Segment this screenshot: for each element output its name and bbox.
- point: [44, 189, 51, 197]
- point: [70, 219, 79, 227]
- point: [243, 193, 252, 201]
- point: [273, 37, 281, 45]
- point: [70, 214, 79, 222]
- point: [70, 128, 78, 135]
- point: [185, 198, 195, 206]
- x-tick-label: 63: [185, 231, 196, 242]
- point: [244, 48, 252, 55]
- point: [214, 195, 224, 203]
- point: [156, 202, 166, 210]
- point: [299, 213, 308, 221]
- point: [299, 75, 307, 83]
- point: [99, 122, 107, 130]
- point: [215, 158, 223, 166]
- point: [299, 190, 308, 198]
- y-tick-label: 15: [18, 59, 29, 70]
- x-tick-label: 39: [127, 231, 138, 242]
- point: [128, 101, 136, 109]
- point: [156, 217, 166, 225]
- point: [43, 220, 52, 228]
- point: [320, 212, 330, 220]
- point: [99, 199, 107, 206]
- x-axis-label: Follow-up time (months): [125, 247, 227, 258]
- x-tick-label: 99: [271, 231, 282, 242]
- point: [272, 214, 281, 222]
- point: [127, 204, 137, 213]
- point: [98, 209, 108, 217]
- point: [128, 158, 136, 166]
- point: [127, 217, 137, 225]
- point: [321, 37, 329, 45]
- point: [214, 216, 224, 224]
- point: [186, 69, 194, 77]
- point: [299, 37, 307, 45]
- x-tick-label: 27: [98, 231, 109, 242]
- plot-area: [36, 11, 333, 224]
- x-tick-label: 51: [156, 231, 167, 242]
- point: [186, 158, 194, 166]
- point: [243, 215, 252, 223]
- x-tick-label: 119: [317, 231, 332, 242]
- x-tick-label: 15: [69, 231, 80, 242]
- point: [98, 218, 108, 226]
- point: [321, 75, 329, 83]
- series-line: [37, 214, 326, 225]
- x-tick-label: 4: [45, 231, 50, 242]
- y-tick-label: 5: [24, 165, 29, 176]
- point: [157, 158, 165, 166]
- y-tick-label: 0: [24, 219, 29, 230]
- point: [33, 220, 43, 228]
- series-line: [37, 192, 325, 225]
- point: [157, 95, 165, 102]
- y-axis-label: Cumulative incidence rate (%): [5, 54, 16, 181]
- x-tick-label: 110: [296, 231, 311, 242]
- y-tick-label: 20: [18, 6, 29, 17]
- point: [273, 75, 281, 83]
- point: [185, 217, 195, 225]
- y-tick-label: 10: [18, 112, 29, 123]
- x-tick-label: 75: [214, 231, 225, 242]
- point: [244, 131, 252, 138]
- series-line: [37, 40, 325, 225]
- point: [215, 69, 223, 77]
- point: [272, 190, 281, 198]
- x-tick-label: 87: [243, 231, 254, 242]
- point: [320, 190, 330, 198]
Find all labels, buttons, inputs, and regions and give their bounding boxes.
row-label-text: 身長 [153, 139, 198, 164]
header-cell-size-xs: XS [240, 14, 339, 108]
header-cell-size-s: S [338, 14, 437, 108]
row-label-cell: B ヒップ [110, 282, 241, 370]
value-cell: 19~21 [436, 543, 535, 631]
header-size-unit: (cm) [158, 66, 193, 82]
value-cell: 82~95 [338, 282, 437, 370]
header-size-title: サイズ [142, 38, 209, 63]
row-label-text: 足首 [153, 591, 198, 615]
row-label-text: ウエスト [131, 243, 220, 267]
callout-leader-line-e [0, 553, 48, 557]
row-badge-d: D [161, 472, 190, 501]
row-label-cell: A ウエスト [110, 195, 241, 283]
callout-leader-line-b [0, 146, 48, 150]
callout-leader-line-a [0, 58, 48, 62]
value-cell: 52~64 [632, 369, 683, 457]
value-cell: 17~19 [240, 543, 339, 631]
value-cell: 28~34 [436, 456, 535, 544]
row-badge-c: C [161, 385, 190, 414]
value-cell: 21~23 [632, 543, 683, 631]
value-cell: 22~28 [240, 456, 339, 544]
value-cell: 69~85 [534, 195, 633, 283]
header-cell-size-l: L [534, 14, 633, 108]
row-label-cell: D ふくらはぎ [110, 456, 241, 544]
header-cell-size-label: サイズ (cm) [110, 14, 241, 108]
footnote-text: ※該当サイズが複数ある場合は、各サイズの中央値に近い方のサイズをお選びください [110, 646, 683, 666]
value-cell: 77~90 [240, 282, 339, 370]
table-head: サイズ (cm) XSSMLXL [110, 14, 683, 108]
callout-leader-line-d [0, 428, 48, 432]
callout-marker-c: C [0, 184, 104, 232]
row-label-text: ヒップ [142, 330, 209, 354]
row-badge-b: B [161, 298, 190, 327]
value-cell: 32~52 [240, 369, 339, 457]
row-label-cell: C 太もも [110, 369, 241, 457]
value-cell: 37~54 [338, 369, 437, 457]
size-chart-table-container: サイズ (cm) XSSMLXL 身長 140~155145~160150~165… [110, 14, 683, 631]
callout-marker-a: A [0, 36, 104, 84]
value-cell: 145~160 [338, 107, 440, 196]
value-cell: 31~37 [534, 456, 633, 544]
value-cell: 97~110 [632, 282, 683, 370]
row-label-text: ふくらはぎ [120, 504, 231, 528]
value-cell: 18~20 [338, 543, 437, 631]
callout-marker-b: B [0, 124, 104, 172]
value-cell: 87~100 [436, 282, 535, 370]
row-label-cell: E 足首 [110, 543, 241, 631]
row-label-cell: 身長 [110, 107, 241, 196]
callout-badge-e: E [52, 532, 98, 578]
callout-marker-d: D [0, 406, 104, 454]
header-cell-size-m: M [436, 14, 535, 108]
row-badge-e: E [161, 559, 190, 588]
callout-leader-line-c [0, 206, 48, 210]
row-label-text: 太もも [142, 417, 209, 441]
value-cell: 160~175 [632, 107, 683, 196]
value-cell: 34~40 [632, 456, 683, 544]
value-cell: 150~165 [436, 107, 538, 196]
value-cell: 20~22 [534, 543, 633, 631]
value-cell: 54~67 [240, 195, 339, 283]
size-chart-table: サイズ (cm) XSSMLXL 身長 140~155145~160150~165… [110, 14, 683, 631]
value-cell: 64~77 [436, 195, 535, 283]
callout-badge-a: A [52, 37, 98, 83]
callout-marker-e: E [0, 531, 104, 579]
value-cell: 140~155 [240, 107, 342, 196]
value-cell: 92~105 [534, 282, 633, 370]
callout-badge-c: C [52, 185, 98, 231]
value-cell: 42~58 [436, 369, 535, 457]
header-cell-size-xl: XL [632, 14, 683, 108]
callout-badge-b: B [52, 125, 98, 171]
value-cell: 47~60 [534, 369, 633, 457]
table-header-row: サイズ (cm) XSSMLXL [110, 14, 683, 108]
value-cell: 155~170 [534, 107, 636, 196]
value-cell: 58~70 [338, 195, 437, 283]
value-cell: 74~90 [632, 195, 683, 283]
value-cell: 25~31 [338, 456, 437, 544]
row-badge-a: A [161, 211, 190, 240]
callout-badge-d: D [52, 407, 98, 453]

--

## [What this task involves]
Reproduce the listing verbatim, everything from its first line down to the line containing "- point: [299, 213, 308, 221]", both included.

## [Correct output]
Segment this screenshot: for each element output its name and bbox.
- point: [44, 189, 51, 197]
- point: [70, 219, 79, 227]
- point: [243, 193, 252, 201]
- point: [273, 37, 281, 45]
- point: [70, 214, 79, 222]
- point: [70, 128, 78, 135]
- point: [185, 198, 195, 206]
- x-tick-label: 63: [185, 231, 196, 242]
- point: [244, 48, 252, 55]
- point: [214, 195, 224, 203]
- point: [156, 202, 166, 210]
- point: [299, 213, 308, 221]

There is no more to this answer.